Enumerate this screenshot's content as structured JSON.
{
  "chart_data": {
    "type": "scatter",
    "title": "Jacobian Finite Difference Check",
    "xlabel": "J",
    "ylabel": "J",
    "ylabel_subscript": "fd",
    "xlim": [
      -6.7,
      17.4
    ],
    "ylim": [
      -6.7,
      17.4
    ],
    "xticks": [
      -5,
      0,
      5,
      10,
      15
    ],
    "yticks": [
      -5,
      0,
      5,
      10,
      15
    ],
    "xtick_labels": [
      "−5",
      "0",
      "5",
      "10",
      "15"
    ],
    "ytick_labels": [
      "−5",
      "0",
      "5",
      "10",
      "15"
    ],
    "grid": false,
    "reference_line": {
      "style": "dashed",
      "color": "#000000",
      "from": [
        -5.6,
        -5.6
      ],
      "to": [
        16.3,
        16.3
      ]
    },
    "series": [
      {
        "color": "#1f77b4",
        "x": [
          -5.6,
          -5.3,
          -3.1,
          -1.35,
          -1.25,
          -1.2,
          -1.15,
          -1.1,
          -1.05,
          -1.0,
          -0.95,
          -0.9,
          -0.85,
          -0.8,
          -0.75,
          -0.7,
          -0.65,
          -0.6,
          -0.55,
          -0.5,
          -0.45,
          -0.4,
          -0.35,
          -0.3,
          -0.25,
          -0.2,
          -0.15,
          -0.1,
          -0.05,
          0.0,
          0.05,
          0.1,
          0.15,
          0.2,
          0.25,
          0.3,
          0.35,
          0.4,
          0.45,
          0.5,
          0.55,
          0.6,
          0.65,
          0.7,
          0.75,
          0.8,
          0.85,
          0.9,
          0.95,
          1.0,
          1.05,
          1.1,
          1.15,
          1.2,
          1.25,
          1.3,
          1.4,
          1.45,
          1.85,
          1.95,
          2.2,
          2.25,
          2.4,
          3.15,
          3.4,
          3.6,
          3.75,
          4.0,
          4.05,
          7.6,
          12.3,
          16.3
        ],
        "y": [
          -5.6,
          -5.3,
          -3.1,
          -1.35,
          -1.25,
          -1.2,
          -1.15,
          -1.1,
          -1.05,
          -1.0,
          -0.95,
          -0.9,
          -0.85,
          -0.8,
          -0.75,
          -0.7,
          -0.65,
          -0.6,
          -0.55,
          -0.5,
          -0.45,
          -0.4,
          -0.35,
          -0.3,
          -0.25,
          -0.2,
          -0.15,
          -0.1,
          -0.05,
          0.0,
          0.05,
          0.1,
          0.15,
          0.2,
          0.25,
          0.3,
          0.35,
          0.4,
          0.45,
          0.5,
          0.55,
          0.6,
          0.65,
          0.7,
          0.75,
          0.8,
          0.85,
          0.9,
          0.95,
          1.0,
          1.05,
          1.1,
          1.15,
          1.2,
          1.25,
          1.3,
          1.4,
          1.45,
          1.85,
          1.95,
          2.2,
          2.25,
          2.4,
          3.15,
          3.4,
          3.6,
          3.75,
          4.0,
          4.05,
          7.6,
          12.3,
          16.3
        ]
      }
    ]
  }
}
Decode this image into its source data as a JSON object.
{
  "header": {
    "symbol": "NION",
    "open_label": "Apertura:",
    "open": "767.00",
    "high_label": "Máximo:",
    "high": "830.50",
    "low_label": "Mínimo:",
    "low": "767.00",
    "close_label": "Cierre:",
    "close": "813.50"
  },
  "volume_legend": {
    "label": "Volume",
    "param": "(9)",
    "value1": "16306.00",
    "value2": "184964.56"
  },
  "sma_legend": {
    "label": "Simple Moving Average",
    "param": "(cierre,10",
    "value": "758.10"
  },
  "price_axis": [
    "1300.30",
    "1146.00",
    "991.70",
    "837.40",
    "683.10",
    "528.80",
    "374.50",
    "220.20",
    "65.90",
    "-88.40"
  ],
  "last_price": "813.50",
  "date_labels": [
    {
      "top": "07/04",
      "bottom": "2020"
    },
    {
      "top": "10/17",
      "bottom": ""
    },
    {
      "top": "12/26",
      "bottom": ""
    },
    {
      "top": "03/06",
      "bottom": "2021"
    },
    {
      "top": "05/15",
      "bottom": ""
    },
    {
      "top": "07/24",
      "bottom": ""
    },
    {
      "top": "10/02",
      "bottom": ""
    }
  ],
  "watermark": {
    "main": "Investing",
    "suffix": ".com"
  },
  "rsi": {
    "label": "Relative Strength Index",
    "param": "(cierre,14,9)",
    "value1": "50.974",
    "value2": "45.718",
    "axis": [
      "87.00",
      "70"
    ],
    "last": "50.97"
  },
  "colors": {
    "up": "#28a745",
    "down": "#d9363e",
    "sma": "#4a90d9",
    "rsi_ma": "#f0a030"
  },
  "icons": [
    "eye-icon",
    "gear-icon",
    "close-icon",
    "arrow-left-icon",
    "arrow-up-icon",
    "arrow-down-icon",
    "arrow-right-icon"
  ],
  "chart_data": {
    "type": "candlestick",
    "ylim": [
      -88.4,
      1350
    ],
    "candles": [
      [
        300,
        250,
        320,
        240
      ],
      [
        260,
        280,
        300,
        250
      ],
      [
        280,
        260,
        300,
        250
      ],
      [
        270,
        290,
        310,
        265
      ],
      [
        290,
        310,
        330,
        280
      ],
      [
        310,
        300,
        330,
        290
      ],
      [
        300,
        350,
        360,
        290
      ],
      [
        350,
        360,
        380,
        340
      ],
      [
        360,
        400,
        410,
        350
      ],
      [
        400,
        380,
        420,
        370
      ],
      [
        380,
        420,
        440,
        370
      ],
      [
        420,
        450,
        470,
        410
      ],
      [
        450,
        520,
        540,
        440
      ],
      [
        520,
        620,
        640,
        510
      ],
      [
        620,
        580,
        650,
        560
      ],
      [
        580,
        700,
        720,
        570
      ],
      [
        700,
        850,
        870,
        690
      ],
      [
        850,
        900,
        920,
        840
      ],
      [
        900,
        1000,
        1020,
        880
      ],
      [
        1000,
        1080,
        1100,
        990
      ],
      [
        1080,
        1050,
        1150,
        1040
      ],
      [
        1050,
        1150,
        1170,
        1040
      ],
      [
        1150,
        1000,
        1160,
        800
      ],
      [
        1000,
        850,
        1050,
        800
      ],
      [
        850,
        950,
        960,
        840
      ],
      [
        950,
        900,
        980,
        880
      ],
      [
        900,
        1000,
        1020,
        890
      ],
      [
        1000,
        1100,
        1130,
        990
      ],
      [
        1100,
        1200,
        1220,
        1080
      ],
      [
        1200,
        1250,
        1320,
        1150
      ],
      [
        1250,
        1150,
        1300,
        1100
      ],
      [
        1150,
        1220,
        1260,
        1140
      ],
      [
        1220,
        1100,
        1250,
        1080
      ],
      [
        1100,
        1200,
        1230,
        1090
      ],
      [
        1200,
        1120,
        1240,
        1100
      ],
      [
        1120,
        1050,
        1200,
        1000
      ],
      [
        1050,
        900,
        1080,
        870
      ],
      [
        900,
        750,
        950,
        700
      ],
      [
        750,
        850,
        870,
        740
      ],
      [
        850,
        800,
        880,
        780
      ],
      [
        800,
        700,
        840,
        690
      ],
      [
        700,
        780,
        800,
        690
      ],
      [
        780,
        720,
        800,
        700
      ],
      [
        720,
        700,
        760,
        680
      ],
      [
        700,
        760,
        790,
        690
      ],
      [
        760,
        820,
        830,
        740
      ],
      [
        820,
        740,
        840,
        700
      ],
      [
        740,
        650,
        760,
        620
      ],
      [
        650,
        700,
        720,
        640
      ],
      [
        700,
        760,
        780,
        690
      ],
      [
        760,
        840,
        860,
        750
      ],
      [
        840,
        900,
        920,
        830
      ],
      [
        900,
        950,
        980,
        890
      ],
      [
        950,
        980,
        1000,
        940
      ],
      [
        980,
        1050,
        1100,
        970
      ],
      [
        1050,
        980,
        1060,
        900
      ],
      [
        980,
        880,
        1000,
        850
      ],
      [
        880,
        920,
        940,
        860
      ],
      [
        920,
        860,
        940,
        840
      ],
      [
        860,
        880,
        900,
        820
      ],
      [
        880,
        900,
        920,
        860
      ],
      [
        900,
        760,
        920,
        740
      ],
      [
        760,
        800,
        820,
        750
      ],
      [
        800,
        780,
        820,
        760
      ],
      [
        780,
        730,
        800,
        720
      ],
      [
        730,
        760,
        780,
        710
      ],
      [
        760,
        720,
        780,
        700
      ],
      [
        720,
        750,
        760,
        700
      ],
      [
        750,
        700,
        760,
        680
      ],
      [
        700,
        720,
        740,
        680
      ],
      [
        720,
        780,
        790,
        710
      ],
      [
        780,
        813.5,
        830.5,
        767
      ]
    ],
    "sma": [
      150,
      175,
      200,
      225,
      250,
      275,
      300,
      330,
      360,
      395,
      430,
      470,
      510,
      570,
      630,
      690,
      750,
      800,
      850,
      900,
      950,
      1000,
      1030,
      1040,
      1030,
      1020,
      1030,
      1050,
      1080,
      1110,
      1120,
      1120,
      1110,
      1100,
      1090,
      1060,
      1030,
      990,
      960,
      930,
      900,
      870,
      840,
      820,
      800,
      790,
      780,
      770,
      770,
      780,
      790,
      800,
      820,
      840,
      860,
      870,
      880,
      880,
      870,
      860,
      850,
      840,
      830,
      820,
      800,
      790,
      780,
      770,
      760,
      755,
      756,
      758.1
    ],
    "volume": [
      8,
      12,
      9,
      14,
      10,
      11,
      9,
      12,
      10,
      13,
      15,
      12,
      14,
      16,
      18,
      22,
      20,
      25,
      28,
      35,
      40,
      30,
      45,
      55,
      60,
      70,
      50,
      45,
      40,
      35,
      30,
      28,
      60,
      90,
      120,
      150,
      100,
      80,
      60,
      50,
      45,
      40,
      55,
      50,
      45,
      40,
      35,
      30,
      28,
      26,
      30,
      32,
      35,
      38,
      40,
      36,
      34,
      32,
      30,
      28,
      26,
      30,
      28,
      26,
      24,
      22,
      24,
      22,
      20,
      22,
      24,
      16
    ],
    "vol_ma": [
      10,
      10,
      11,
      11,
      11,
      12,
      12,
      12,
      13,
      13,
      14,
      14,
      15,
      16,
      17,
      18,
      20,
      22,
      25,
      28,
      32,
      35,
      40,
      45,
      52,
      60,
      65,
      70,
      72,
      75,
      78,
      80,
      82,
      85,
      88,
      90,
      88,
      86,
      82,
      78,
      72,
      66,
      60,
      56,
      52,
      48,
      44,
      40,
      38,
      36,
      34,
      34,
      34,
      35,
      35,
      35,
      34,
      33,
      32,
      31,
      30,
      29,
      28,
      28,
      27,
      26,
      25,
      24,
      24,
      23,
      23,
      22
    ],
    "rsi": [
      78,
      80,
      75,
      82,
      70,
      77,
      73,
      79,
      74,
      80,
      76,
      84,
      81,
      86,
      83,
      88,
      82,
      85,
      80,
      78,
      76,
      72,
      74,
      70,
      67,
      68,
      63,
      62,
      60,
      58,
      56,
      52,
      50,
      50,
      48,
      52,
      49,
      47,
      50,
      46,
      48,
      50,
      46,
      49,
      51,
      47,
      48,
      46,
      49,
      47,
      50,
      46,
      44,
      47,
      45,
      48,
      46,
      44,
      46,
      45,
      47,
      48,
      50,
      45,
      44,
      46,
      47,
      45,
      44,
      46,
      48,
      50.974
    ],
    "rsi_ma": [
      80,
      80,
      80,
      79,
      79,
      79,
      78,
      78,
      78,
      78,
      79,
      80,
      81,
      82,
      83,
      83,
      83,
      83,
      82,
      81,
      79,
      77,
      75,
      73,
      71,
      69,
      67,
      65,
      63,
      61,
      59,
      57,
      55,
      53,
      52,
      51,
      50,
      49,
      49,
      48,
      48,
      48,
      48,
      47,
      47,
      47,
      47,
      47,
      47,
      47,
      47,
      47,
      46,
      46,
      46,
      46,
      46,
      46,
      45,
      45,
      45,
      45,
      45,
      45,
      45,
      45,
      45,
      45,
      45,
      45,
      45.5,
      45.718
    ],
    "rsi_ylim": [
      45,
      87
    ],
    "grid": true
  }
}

» What the exercise asks:
Copy every line of the listing that includes the string "this".

» Task response:
Enumerate this screenshot's content as structured JSON.
Decode this image into its source data as a JSON object.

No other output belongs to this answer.